What is asked: Print the complete set of entries exactly.

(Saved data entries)
= = =

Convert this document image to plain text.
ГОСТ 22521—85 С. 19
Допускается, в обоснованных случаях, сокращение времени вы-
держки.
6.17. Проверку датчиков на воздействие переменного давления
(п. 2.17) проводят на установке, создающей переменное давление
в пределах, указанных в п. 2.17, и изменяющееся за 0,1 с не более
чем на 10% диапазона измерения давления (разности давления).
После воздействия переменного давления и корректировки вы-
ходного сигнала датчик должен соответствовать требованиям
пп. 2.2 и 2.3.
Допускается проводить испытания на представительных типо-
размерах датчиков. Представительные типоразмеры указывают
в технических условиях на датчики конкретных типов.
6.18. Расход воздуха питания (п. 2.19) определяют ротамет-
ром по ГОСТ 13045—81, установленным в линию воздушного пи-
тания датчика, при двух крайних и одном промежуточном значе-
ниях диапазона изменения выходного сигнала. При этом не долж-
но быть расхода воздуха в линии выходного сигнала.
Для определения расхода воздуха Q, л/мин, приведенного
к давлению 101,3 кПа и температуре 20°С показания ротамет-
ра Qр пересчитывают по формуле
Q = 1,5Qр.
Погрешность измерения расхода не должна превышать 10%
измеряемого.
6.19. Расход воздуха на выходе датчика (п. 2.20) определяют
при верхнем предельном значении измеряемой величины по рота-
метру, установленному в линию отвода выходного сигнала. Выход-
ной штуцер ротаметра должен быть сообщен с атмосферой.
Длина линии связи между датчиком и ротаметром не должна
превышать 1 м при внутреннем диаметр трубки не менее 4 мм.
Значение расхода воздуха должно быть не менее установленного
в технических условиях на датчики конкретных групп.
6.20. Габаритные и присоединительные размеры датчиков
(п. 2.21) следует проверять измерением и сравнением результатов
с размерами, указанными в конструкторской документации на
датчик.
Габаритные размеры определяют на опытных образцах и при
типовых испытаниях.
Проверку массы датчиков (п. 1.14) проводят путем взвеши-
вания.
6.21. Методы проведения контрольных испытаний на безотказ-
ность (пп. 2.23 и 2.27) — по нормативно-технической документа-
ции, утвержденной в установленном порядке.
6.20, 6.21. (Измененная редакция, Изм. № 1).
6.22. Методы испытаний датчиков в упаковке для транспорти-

= = =

Expected output:
Convert this document image to plain text.
ГОСТ 22521—85 С. 19
Допускается, в обоснованных случаях, сокращение времени вы-
держки.
6.17. Проверку датчиков на воздействие переменного давления
(п. 2.17) проводят на установке, создающей переменное давление
в пределах, указанных в п. 2.17, и изменяющееся за 0,1 с не более
чем на 10% диапазона измерения давления (разности давления).
После воздействия переменного давления и корректировки вы-
ходного сигнала датчик должен соответствовать требованиям
пп. 2.2 и 2.3.
Допускается проводить испытания на представительных типо-
размерах датчиков. Представительные типоразмеры указывают
в технических условиях на датчики конкретных типов.
6.18. Расход воздуха питания (п. 2.19) определяют ротамет-
ром по ГОСТ 13045—81, установленным в линию воздушного пи-
тания датчика, при двух крайних и одном промежуточном значе-
ниях диапазона изменения выходного сигнала. При этом не долж-
но быть расхода воздуха в линии выходного сигнала.
Для определения расхода воздуха Q, л/мин, приведенного
к давлению 101,3 кПа и температуре 20°С показания ротамет-
ра Qр пересчитывают по формуле
Q = 1,5Qр.
Погрешность измерения расхода не должна превышать 10%
измеряемого.
6.19. Расход воздуха на выходе датчика (п. 2.20) определяют
при верхнем предельном значении измеряемой величины по рота-
метру, установленному в линию отвода выходного сигнала. Выход-
ной штуцер ротаметра должен быть сообщен с атмосферой.
Длина линии связи между датчиком и ротаметром не должна
превышать 1 м при внутреннем диаметр трубки не менее 4 мм.
Значение расхода воздуха должно быть не менее установленного
в технических условиях на датчики конкретных групп.
6.20. Габаритные и присоединительные размеры датчиков
(п. 2.21) следует проверять измерением и сравнением результатов
с размерами, указанными в конструкторской документации на
датчик.
Габаритные размеры определяют на опытных образцах и при
типовых испытаниях.
Проверку массы датчиков (п. 1.14) проводят путем взвеши-
вания.
6.21. Методы проведения контрольных испытаний на безотказ-
ность (пп. 2.23 и 2.27) — по нормативно-технической документа-
ции, утвержденной в установленном порядке.
6.20, 6.21. (Измененная редакция, Изм. № 1).
6.22. Методы испытаний датчиков в упаковке для транспорти-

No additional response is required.